Compute the number of lines that include the string "time", then output that number and nothing else.

##########

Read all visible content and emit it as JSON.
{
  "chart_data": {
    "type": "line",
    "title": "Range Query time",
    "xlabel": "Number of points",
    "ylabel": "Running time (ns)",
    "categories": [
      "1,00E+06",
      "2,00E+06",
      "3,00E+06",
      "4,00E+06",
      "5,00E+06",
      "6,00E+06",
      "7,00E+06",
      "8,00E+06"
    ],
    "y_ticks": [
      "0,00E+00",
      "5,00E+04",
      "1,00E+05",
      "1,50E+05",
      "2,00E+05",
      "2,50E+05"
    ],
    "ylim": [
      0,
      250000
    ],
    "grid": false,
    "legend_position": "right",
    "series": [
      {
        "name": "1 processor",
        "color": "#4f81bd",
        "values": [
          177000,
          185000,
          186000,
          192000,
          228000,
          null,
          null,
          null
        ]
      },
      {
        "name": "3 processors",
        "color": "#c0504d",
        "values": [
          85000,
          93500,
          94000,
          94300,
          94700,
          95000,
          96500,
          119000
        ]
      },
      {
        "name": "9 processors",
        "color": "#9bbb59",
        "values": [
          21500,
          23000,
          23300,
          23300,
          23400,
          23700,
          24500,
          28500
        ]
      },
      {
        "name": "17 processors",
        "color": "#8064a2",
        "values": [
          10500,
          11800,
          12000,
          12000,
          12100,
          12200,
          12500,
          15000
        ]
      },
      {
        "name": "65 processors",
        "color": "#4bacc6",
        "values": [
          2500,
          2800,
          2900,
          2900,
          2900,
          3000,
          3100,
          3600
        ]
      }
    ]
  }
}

##########

**SOLUTION TO THIS PROBLEM**: 2